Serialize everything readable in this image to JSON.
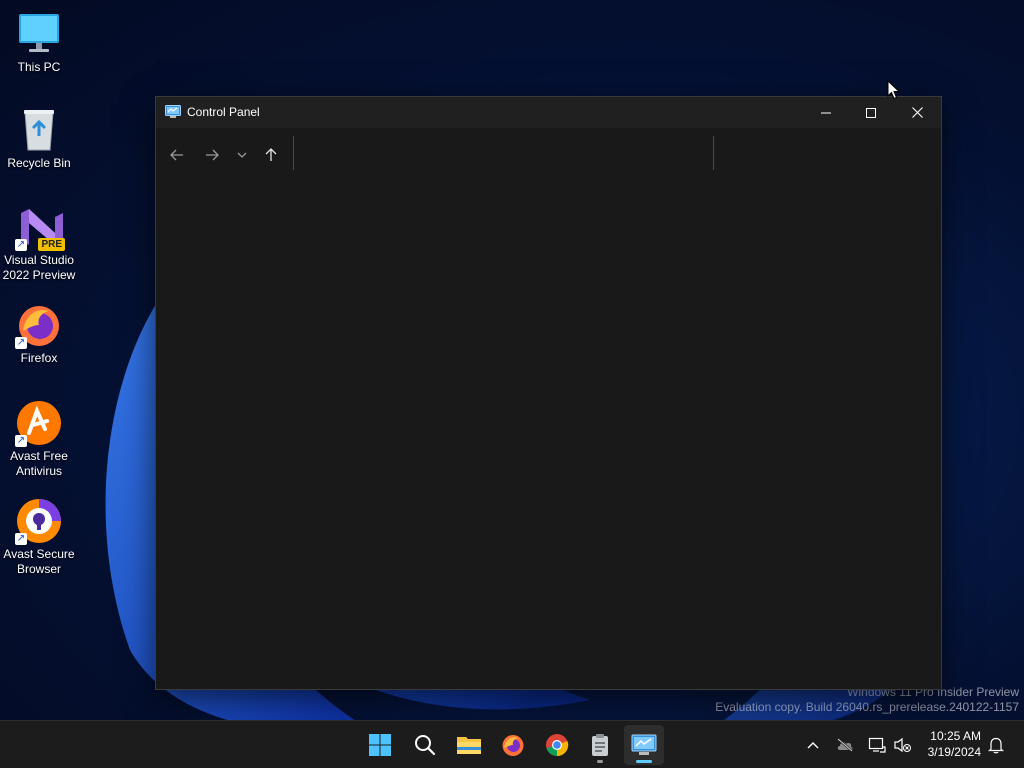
{
  "desktop": {
    "icons": [
      {
        "label_line1": "This PC",
        "label_line2": ""
      },
      {
        "label_line1": "Recycle Bin",
        "label_line2": ""
      },
      {
        "label_line1": "Visual Studio",
        "label_line2": "2022 Preview",
        "badge": "PRE"
      },
      {
        "label_line1": "Firefox",
        "label_line2": ""
      },
      {
        "label_line1": "Avast Free",
        "label_line2": "Antivirus"
      },
      {
        "label_line1": "Avast Secure",
        "label_line2": "Browser"
      }
    ],
    "shortcut_arrow": "↗"
  },
  "window": {
    "title": "Control Panel",
    "icon": "control-panel-icon",
    "controls": [
      "minimize-icon",
      "maximize-icon",
      "close-icon"
    ],
    "nav": [
      "back-arrow-icon",
      "forward-arrow-icon",
      "chevron-down-icon",
      "up-arrow-icon"
    ],
    "address_value": "",
    "search_value": ""
  },
  "watermark": {
    "line1": "Windows 11 Pro Insider Preview",
    "line2": "Evaluation copy. Build 26040.rs_prerelease.240122-1157"
  },
  "taskbar": {
    "apps": [
      "start-icon",
      "search-icon",
      "file-explorer-icon",
      "firefox-icon",
      "chrome-icon",
      "clipboard-icon",
      "control-panel-icon"
    ],
    "active_app": "control-panel-icon",
    "tray": [
      "chevron-up-icon",
      "onedrive-icon",
      "network-icon",
      "volume-muted-icon",
      "notifications-icon"
    ],
    "time": "10:25 AM",
    "date": "3/19/2024"
  },
  "colors": {
    "accent": "#60cdff",
    "window_bg": "#191919",
    "titlebar_bg": "#202020",
    "taskbar_bg": "#1c1c1c"
  }
}
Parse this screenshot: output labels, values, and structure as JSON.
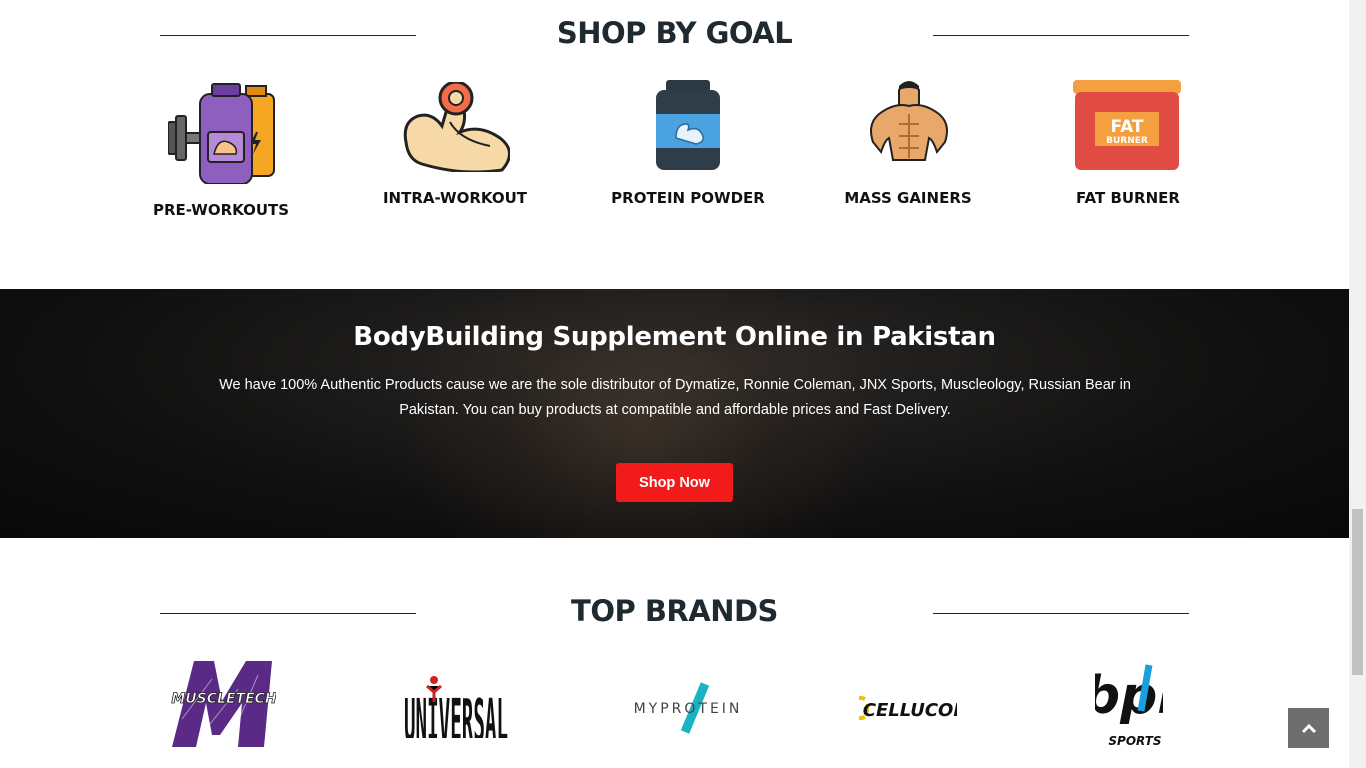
{
  "shop_by_goal": {
    "title": "SHOP BY GOAL",
    "items": [
      {
        "label": "PRE-WORKOUTS",
        "icon": "pre-workout-bottles-icon"
      },
      {
        "label": "INTRA-WORKOUT",
        "icon": "flexed-arm-icon"
      },
      {
        "label": "PROTEIN POWDER",
        "icon": "protein-tub-icon"
      },
      {
        "label": "MASS GAINERS",
        "icon": "bodybuilder-icon"
      },
      {
        "label": "FAT BURNER",
        "icon": "fat-burner-tub-icon",
        "icon_text_1": "FAT",
        "icon_text_2": "BURNER"
      }
    ]
  },
  "hero": {
    "title": "BodyBuilding Supplement Online in Pakistan",
    "description": "We have 100% Authentic Products cause we are the sole distributor of Dymatize, Ronnie Coleman, JNX Sports, Muscleology, Russian Bear in Pakistan. You can buy products at compatible and affordable prices and Fast Delivery.",
    "cta_label": "Shop Now",
    "cta_color": "#f21b1b"
  },
  "top_brands": {
    "title": "TOP BRANDS",
    "brands": [
      {
        "name": "MUSCLETECH",
        "logo": "muscletech-logo"
      },
      {
        "name": "UNIVERSAL",
        "logo": "universal-logo"
      },
      {
        "name": "MYPROTEIN",
        "logo": "myprotein-logo"
      },
      {
        "name": "CELLUCOR",
        "logo": "cellucor-logo"
      },
      {
        "name": "bpi",
        "sub": "SPORTS",
        "logo": "bpi-sports-logo"
      }
    ]
  },
  "colors": {
    "heading": "#1f2a30",
    "accent_red": "#f21b1b",
    "back_to_top": "#6e6e6e"
  },
  "back_to_top_icon": "chevron-up-icon"
}
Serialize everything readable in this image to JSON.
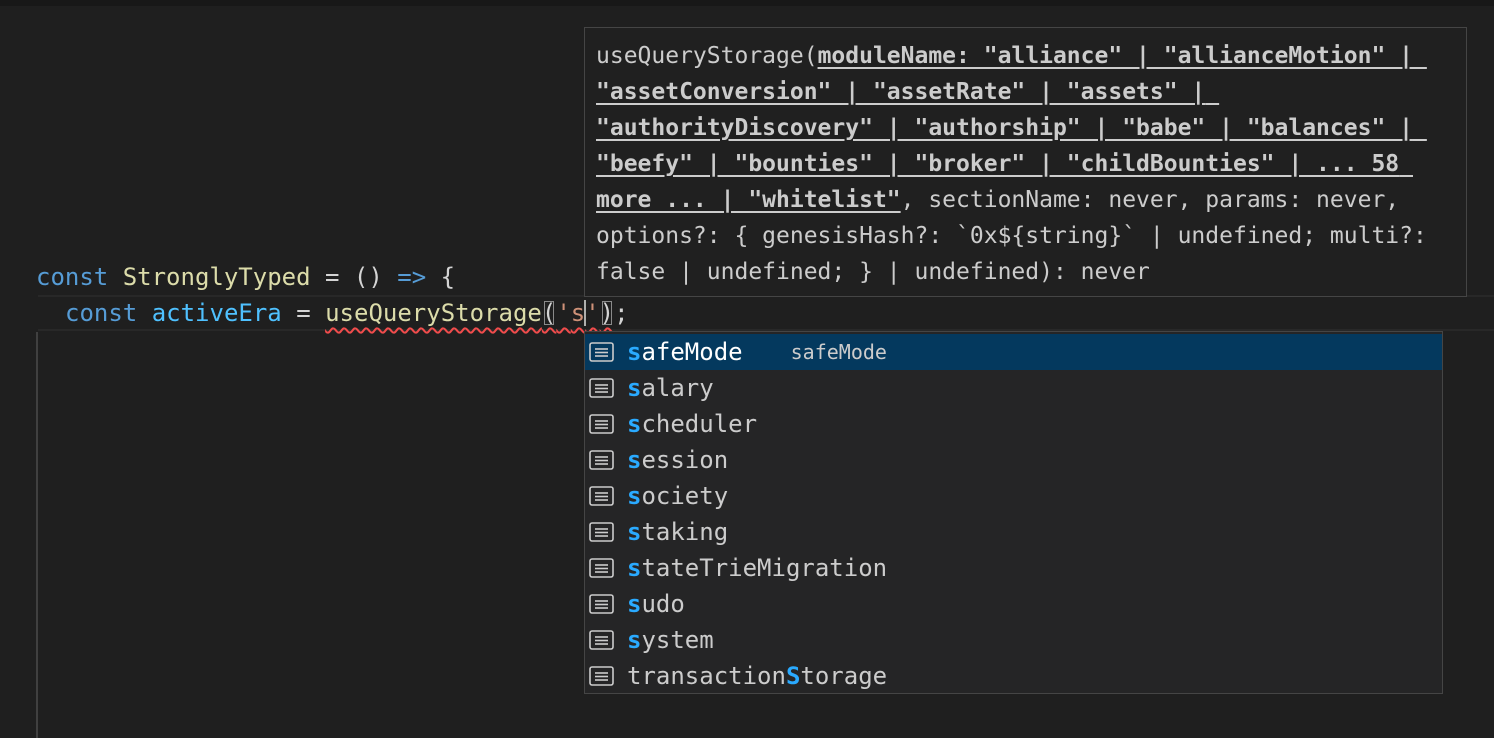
{
  "editor": {
    "line1": {
      "keyword": "const",
      "name": "StronglyTyped",
      "assign": "=",
      "parens": "()",
      "arrow": "=>",
      "brace": "{"
    },
    "line2": {
      "keyword": "const",
      "name": "activeEra",
      "assign": "=",
      "callee": "useQueryStorage",
      "open_paren": "(",
      "quote_open": "'",
      "typed": "s",
      "quote_close": "'",
      "close_paren": ")",
      "semicolon": ";"
    }
  },
  "hover": {
    "fn_name": "useQueryStorage(",
    "param_text": "moduleName: \"alliance\" | \"allianceMotion\" | \"assetConversion\" | \"assetRate\" | \"assets\" | \"authorityDiscovery\" | \"authorship\" | \"babe\" | \"balances\" | \"beefy\" | \"bounties\" | \"broker\" | \"childBounties\" | ... 58 more ... | \"whitelist\"",
    "rest_text": ", sectionName: never, params: never, options?: { genesisHash?: `0x${string}` | undefined; multi?: false | undefined; } | undefined): never"
  },
  "suggestions": {
    "selected_detail": "safeMode",
    "items": [
      {
        "before": "",
        "match": "s",
        "after": "afeMode",
        "icon": "text-icon",
        "selected": true
      },
      {
        "before": "",
        "match": "s",
        "after": "alary",
        "icon": "text-icon"
      },
      {
        "before": "",
        "match": "s",
        "after": "cheduler",
        "icon": "text-icon"
      },
      {
        "before": "",
        "match": "s",
        "after": "ession",
        "icon": "text-icon"
      },
      {
        "before": "",
        "match": "s",
        "after": "ociety",
        "icon": "text-icon"
      },
      {
        "before": "",
        "match": "s",
        "after": "taking",
        "icon": "text-icon"
      },
      {
        "before": "",
        "match": "s",
        "after": "tateTrieMigration",
        "icon": "text-icon"
      },
      {
        "before": "",
        "match": "s",
        "after": "udo",
        "icon": "text-icon"
      },
      {
        "before": "",
        "match": "s",
        "after": "ystem",
        "icon": "text-icon"
      },
      {
        "before": "transaction",
        "match": "S",
        "after": "torage",
        "icon": "text-icon"
      }
    ]
  },
  "colors": {
    "background": "#1f1f1f",
    "keyword": "#569cd6",
    "function": "#dcdcaa",
    "variable": "#4fc1ff",
    "string": "#ce9178",
    "match_highlight": "#2aaaff",
    "selection": "#04395e",
    "error_squiggle": "#f14c4c"
  }
}
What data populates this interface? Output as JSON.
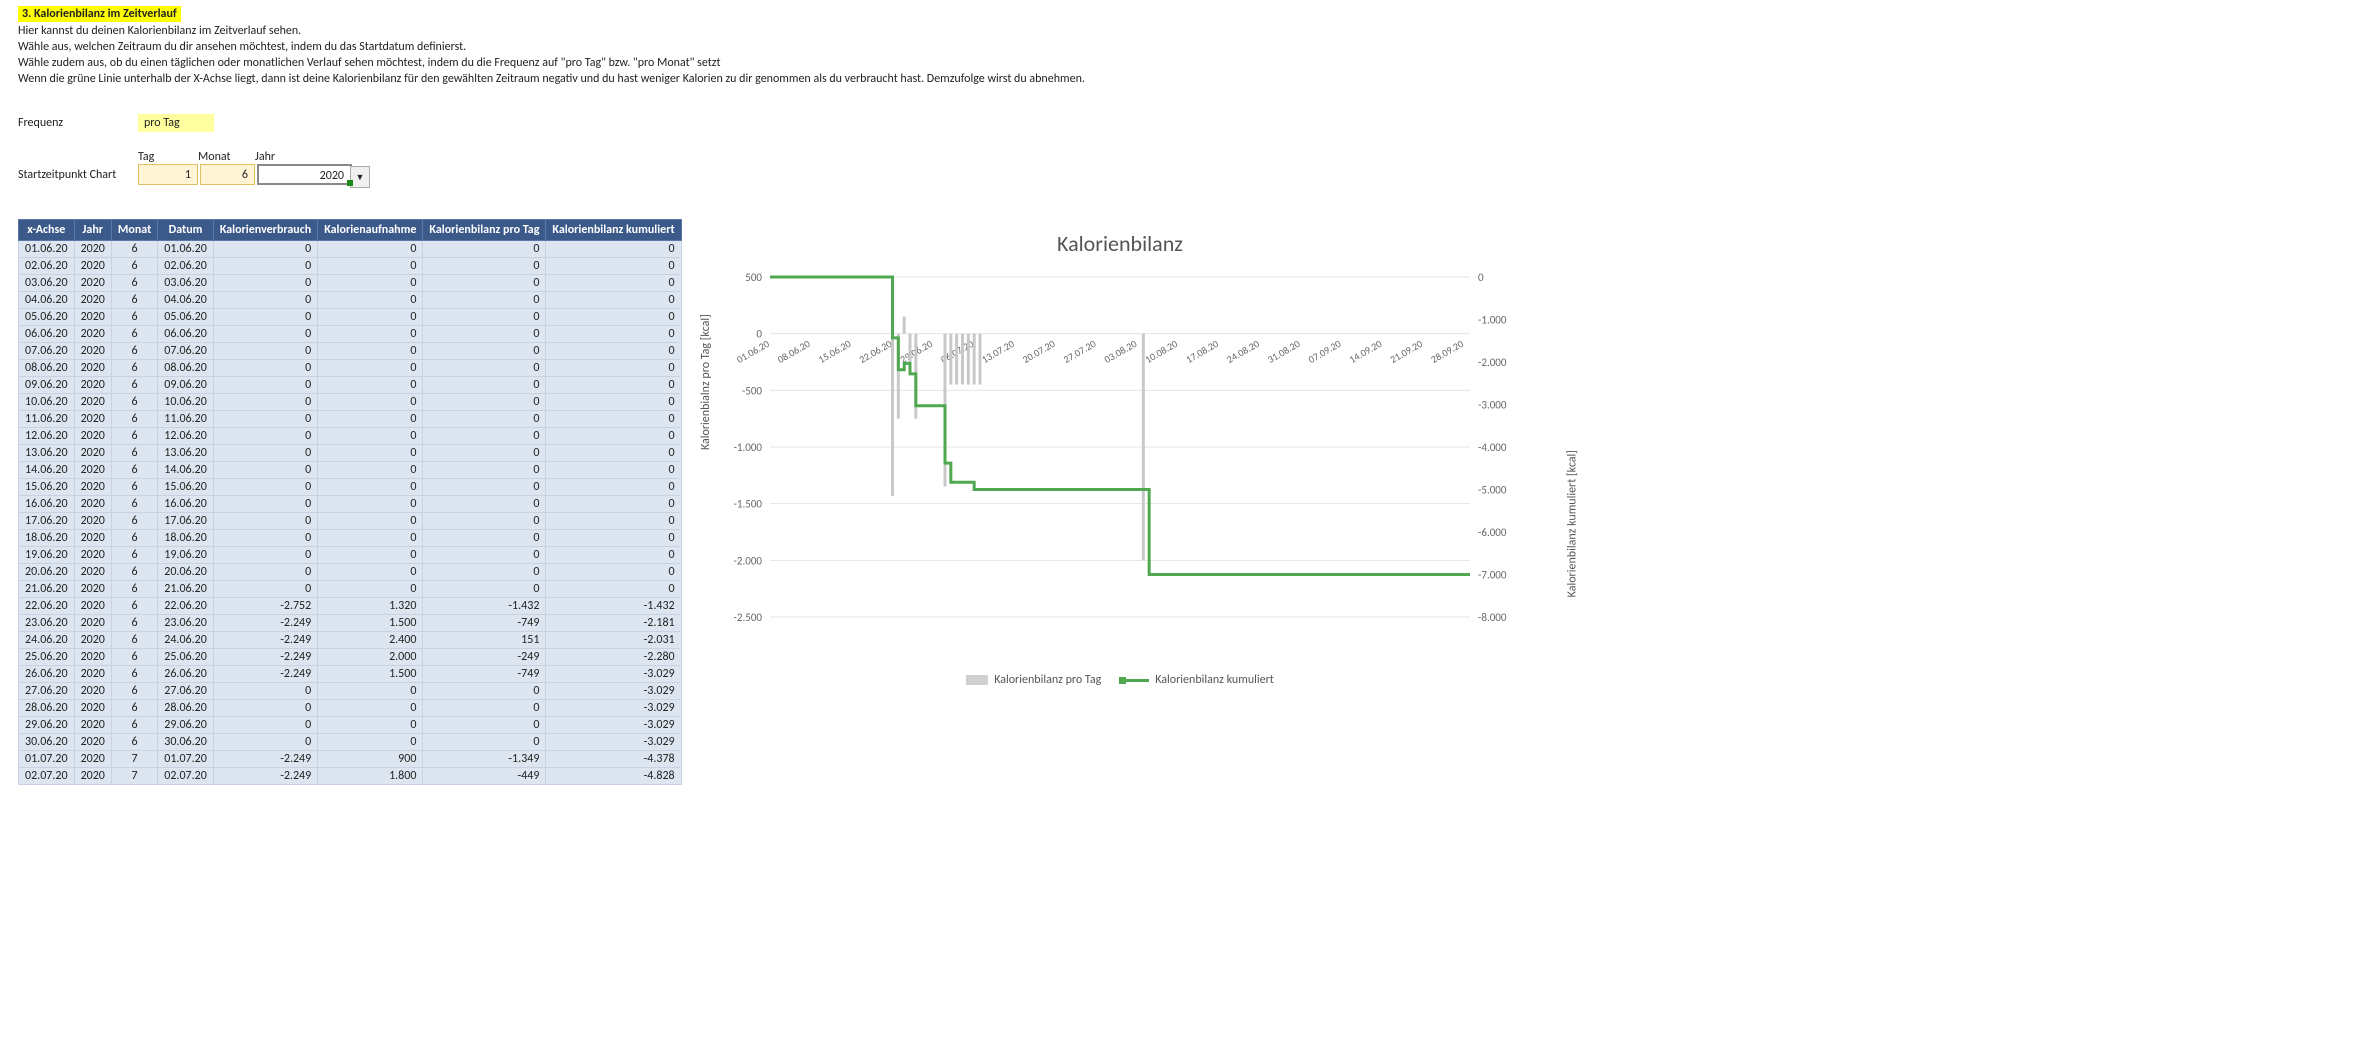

● **AIM OF THE TASK**
List all lines above in which the string "after" appears.

● **YOUR SOLUTION**
        "after": "afeMode",
        "after": "alary",
        "after": "cheduler",
        "after": "ession",
        "after": "ociety",
        "after": "taking",
        "after": "tateTrieMigration",
        "after": "udo",
        "after": "ystem",
        "after": "torage",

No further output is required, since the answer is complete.